[Records from a data collection]
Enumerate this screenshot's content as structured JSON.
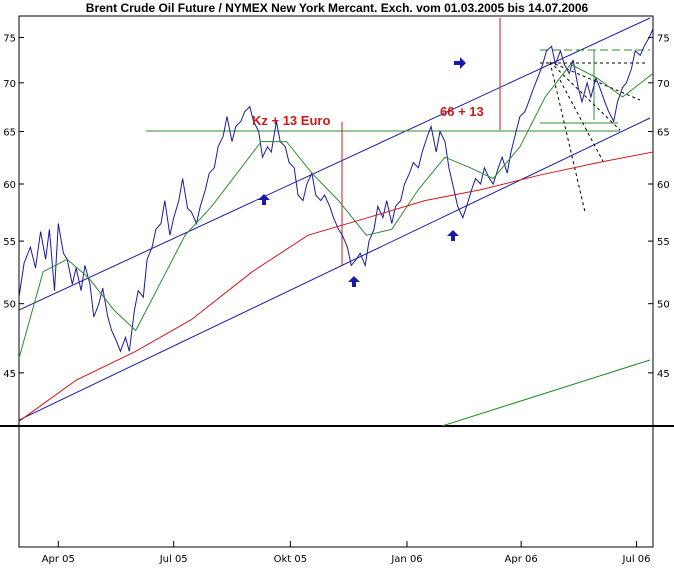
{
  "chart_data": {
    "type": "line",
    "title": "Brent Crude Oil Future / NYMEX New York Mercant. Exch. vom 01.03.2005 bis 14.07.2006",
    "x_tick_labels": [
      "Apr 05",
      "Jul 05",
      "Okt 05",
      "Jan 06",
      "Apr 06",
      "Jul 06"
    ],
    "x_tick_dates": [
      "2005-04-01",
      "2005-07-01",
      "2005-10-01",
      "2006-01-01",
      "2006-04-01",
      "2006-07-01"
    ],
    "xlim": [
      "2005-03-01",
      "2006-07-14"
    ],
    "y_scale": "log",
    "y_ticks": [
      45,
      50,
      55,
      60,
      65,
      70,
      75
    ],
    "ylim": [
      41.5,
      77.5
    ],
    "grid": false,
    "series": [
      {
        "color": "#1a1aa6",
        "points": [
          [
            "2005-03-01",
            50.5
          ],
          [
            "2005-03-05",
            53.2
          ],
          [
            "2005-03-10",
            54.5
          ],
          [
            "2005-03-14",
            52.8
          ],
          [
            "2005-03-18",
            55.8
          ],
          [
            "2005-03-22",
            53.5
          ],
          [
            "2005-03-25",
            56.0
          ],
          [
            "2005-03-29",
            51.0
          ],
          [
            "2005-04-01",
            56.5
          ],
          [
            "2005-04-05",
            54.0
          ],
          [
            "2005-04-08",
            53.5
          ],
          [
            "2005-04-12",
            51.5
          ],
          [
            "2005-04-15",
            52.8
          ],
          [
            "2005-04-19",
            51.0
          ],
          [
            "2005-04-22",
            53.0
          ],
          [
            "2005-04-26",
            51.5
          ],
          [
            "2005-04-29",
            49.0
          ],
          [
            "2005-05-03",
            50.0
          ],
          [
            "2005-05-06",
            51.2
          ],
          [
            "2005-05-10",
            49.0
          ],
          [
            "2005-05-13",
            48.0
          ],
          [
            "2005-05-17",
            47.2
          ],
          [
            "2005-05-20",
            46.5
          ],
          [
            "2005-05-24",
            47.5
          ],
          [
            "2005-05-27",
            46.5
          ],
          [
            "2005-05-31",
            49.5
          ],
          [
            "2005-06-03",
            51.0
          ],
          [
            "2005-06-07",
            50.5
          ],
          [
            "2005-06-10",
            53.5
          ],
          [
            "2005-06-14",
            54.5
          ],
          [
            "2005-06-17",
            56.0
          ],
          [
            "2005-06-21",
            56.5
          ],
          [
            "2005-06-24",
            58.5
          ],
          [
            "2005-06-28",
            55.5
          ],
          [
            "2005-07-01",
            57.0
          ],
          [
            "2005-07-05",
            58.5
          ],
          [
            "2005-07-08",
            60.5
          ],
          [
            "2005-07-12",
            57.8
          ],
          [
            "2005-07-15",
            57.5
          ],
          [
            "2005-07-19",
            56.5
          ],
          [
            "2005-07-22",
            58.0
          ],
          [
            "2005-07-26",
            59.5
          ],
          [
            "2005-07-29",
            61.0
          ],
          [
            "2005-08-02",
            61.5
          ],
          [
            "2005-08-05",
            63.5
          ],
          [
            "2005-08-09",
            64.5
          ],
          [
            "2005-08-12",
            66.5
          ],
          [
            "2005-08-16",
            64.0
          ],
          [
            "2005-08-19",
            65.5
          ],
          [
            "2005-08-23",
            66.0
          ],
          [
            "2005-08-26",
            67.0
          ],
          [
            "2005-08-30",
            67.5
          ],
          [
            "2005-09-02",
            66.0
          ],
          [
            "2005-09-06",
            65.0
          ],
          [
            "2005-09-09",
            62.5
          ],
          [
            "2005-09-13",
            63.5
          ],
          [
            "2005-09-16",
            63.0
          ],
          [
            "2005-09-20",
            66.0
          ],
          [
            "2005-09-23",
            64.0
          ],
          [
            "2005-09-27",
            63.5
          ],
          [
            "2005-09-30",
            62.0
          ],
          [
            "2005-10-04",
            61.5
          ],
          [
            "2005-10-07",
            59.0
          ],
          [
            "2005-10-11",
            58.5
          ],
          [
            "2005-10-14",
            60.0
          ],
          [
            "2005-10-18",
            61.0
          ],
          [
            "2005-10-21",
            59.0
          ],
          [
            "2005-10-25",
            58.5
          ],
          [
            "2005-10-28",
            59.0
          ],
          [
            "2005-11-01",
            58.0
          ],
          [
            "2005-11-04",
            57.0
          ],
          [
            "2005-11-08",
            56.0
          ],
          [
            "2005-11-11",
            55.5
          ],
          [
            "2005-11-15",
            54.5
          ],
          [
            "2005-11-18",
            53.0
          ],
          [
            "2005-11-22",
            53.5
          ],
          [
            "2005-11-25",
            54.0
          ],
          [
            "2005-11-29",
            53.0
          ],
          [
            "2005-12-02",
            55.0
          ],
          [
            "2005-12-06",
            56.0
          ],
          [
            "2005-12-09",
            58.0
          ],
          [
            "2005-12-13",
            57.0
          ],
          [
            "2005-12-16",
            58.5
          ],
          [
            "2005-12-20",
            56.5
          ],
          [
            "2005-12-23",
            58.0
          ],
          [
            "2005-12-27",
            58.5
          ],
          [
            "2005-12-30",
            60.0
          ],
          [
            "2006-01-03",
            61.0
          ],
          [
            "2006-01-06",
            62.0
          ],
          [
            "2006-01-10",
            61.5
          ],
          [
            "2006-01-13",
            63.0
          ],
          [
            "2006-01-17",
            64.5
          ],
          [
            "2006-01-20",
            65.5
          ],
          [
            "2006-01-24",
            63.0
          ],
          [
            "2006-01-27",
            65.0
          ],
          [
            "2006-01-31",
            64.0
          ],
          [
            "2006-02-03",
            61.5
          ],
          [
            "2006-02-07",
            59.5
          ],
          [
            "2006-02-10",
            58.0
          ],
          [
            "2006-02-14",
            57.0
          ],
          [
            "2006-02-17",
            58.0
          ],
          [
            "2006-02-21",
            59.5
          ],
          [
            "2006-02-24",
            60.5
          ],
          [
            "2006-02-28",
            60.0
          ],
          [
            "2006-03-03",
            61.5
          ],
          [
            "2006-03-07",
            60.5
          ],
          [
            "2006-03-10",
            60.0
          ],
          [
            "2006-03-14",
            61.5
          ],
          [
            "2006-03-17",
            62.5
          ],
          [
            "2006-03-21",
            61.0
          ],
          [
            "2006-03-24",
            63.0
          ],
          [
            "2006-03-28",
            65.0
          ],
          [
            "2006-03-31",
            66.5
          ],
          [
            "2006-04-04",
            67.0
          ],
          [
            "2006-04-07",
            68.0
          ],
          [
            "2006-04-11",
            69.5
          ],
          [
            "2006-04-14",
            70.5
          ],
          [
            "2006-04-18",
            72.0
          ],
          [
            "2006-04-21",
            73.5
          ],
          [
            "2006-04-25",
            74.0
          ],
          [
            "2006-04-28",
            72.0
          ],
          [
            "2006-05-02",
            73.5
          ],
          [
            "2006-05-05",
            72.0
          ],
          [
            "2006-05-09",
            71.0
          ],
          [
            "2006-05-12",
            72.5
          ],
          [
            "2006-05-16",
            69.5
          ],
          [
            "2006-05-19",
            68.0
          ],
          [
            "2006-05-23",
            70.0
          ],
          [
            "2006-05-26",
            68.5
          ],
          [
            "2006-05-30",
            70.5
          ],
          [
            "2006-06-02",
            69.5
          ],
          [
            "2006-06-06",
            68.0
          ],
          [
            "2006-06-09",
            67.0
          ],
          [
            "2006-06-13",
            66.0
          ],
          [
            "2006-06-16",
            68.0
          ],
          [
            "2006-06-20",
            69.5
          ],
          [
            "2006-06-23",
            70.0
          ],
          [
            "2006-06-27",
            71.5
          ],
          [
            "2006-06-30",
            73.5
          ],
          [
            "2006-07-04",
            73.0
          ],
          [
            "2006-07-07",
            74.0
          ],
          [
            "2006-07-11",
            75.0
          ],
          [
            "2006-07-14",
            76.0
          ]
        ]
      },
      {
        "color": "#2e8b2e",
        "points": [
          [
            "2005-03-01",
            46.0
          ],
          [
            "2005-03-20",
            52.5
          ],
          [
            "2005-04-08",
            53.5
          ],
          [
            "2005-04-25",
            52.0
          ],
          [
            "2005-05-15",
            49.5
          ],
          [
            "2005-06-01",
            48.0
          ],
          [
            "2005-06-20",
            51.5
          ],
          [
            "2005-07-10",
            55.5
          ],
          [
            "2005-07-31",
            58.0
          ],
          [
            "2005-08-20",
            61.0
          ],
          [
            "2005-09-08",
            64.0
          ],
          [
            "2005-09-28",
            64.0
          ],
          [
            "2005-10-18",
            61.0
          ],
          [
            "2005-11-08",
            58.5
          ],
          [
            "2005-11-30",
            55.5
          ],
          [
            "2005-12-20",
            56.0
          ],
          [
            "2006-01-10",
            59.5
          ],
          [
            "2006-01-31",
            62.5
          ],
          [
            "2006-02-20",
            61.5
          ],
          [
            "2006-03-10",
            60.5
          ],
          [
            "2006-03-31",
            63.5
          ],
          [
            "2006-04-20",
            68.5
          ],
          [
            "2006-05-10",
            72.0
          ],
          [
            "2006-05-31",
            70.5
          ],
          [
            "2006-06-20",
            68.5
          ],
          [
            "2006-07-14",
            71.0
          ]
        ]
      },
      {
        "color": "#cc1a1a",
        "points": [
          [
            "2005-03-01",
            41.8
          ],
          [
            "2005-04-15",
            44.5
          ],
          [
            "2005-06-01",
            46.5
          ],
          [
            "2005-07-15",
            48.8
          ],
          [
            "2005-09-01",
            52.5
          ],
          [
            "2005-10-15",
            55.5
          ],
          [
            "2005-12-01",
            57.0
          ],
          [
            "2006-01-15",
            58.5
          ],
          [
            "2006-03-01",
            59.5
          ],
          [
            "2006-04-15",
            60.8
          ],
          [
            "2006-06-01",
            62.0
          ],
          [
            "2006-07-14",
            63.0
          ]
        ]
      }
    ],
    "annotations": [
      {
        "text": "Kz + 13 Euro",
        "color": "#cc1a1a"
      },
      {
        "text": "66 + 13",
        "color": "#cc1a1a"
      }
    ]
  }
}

• **Objective**
In how many lines does the word "color" appear? Respond with the number alone.

• **Written solution**
5